Do this: From the listing below, pick out each line with the word "total".

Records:
|---|
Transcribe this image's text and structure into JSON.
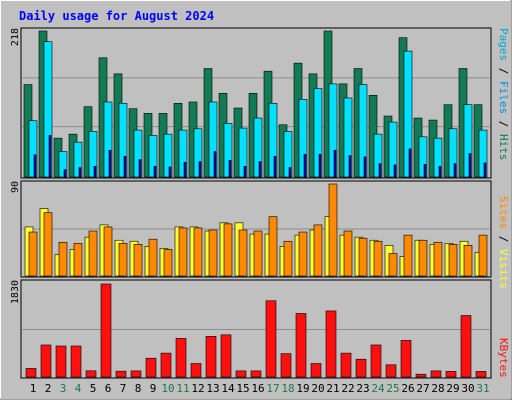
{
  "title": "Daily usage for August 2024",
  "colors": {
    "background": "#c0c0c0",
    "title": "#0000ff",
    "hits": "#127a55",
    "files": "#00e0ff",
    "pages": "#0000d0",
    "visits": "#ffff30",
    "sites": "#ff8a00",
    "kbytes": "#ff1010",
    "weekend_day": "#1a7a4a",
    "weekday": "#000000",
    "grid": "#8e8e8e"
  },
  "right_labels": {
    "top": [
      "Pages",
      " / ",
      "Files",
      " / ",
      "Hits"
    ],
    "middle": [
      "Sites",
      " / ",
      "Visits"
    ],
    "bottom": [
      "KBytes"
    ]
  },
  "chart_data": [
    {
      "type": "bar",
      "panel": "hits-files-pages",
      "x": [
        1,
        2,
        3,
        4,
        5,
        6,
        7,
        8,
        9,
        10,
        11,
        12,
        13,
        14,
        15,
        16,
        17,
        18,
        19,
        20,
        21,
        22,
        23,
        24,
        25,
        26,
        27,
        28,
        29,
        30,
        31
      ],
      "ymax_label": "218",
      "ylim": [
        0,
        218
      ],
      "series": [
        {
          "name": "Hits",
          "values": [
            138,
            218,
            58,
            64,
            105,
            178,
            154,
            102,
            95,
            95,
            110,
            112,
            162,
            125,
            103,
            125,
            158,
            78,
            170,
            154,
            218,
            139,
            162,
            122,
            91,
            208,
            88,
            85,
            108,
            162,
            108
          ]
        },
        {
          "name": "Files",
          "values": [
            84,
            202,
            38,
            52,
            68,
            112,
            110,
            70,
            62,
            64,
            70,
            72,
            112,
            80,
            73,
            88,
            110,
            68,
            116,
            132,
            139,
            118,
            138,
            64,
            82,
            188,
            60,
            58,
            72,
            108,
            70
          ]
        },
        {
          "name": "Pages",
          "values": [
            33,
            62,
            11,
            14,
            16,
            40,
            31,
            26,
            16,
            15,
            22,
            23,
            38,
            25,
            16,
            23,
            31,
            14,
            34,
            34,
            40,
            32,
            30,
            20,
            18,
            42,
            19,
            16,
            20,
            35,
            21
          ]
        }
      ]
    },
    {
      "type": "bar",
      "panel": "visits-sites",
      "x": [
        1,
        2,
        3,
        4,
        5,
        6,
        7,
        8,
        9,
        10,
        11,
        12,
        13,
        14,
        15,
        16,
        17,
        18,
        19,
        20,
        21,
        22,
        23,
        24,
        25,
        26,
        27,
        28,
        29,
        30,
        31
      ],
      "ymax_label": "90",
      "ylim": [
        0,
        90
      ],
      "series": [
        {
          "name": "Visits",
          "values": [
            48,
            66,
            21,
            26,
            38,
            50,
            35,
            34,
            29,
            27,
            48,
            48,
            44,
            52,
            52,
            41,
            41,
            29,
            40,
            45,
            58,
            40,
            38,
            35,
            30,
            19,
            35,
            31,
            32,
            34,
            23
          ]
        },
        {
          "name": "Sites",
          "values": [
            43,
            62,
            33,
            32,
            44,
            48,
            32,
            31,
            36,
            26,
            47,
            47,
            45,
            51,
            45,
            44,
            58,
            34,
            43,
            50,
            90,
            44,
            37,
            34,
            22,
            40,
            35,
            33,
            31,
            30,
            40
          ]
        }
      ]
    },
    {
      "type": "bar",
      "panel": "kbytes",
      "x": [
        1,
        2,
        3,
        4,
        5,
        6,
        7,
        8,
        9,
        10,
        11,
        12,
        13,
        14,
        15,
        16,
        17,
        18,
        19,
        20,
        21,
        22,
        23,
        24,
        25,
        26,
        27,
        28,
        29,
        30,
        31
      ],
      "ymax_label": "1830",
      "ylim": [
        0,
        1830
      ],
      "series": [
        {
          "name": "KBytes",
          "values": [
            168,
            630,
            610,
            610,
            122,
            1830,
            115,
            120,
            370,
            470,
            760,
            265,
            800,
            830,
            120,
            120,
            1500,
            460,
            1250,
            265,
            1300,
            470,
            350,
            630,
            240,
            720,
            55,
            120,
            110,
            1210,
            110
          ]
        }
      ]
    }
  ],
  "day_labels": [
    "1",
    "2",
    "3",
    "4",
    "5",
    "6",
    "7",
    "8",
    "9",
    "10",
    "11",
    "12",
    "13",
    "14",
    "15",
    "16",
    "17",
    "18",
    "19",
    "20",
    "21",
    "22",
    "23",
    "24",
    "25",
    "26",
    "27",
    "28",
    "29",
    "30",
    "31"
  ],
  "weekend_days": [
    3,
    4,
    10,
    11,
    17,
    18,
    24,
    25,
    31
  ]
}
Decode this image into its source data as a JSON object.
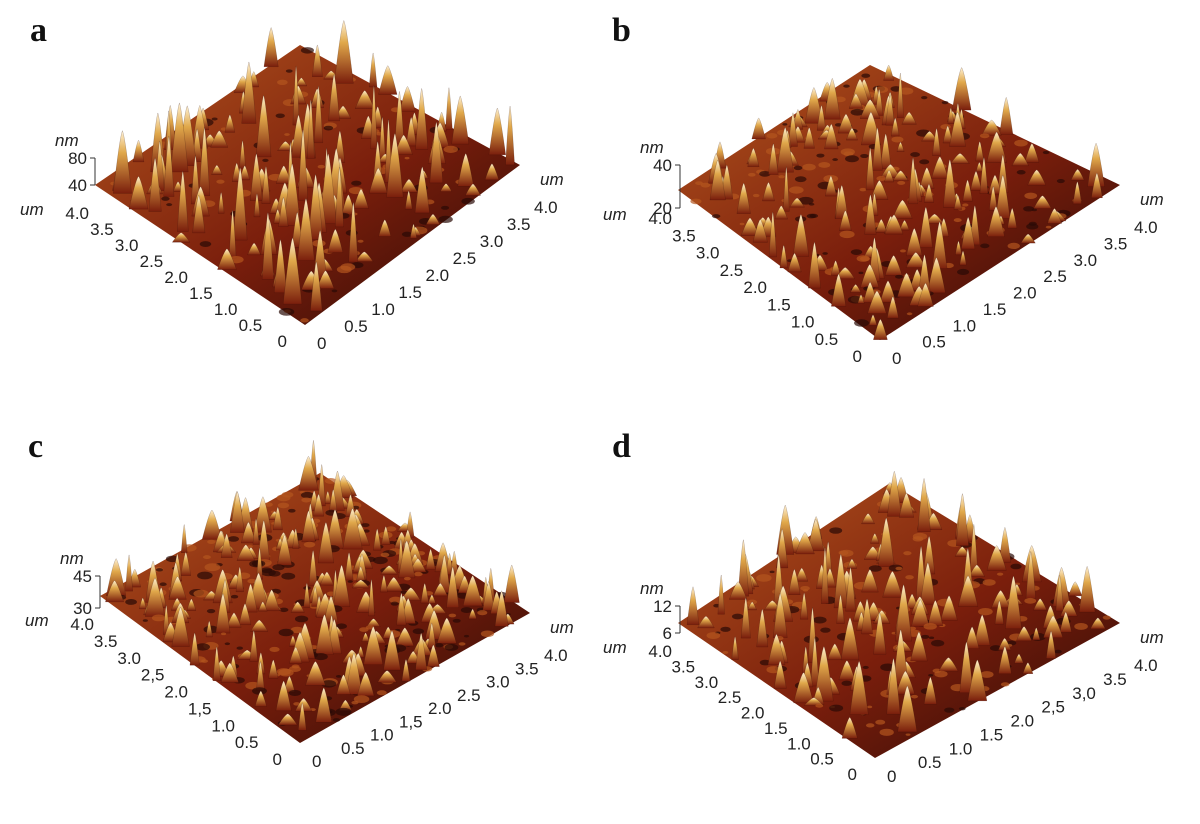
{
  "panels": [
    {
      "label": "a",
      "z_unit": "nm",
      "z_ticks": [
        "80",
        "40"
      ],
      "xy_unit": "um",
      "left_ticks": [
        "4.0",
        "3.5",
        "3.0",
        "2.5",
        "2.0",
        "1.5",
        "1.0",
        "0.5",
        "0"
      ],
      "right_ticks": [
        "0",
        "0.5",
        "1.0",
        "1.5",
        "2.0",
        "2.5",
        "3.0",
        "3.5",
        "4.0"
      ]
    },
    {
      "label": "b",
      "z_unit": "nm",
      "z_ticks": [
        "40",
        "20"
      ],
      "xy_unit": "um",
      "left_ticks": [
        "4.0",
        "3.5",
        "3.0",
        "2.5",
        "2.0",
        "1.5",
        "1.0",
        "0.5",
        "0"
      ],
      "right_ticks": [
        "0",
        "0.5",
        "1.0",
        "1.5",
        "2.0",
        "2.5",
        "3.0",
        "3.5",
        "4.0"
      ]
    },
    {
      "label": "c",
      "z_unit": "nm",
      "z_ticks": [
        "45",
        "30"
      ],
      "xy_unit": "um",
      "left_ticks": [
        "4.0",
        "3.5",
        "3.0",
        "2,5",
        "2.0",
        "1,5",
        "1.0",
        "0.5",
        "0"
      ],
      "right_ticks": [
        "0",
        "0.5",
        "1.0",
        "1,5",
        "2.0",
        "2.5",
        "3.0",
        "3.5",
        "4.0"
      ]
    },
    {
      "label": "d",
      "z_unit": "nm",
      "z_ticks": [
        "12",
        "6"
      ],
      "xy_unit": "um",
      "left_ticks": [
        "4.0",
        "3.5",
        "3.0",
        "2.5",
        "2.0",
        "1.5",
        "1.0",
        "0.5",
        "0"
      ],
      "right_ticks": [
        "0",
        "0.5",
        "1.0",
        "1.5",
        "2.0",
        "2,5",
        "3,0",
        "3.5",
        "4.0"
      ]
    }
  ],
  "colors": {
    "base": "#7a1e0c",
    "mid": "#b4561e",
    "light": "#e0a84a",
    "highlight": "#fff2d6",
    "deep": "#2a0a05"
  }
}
|---|
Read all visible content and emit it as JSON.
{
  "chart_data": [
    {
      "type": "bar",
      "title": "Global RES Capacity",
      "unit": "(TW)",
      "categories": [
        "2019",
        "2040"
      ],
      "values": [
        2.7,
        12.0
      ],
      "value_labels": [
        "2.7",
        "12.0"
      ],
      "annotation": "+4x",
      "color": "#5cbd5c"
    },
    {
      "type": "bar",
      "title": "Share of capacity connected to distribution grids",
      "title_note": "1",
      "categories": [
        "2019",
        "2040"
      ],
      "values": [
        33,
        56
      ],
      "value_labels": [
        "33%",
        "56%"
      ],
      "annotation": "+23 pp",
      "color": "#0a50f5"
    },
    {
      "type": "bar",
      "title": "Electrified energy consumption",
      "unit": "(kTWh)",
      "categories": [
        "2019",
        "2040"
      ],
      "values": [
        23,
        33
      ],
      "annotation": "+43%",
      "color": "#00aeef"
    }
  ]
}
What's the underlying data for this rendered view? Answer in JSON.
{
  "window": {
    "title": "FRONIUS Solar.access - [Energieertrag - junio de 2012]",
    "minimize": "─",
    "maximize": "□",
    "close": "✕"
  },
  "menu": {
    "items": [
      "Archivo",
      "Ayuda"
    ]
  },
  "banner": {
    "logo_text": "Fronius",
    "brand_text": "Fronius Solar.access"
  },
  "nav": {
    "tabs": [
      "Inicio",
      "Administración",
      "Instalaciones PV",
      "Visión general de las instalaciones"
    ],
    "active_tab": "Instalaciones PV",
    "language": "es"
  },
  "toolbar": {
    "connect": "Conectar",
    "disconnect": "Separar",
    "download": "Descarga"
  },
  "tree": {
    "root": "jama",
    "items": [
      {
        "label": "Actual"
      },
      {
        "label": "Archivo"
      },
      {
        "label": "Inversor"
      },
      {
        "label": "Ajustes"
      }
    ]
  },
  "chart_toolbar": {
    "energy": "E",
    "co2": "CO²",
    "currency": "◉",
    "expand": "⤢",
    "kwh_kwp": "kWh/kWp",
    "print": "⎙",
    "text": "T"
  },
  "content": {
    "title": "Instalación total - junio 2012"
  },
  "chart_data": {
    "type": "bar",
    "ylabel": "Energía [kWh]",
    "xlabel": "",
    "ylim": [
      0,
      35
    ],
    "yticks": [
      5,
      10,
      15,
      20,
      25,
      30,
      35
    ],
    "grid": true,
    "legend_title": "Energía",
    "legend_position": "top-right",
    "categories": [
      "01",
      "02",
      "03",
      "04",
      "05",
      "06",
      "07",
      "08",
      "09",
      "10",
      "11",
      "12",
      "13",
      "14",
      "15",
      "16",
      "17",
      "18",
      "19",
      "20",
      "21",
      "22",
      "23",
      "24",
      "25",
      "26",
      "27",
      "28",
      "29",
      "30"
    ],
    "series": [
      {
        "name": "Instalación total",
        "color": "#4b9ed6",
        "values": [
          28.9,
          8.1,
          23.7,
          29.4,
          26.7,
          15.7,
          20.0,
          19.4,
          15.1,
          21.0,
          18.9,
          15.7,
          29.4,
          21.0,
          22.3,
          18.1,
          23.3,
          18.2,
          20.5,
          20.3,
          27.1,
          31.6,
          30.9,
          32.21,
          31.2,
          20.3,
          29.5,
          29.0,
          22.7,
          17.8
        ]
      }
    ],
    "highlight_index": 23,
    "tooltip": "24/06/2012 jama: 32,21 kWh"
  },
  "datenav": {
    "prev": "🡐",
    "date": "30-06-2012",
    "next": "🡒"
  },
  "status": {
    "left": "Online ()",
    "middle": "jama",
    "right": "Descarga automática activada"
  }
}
|---|
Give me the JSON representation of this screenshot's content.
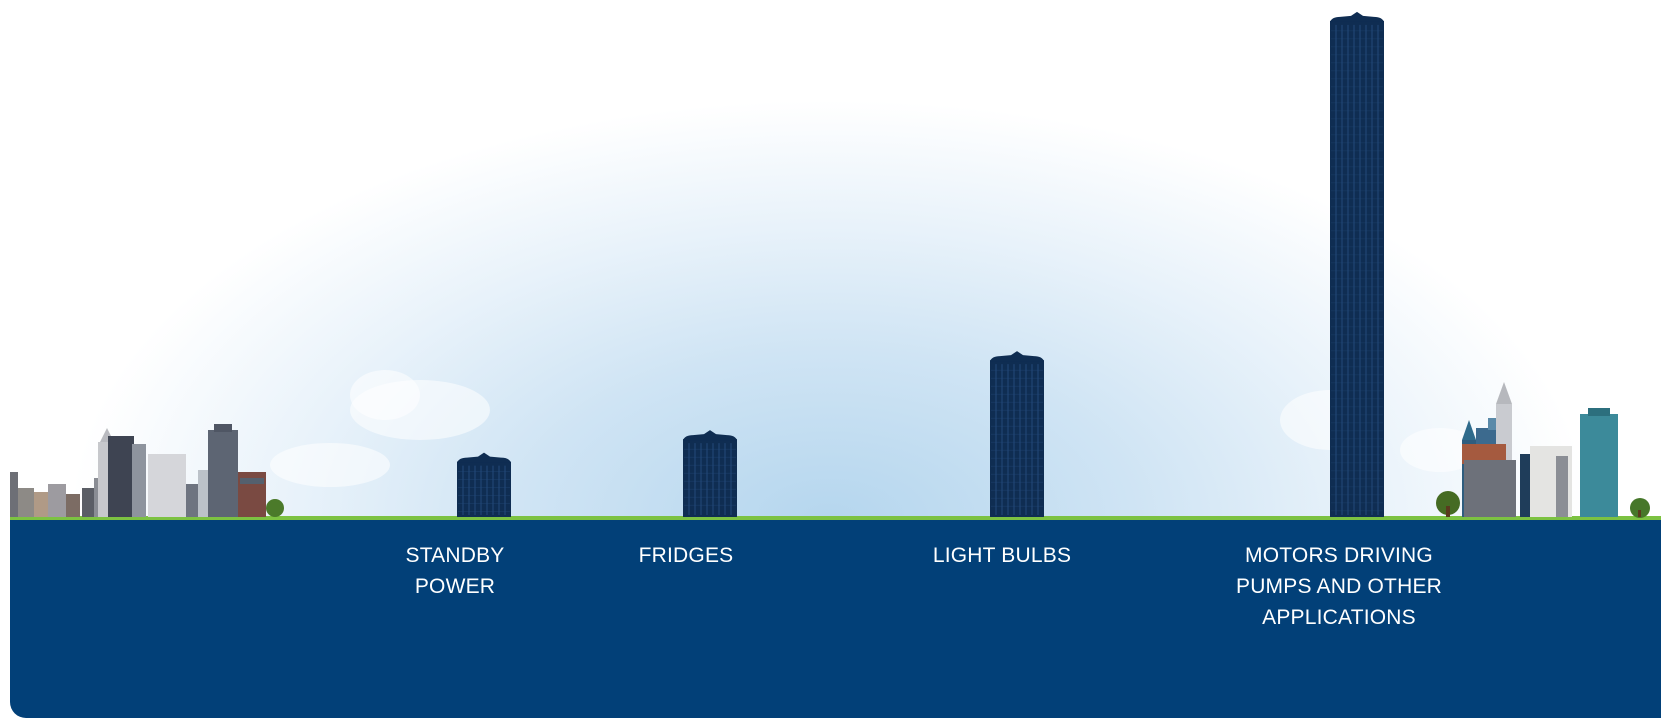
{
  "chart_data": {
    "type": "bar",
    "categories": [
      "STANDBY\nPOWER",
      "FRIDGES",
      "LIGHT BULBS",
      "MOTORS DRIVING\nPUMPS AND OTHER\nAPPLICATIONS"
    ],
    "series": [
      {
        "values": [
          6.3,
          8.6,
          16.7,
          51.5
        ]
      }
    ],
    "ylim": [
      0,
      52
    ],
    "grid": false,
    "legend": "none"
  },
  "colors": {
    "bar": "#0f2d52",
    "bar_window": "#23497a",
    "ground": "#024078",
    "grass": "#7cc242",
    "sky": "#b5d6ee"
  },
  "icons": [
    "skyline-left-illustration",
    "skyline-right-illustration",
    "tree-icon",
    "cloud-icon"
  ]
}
|---|
Reply:
    "title": "Instalación total - junio 2012"
        "name": "Instalación total",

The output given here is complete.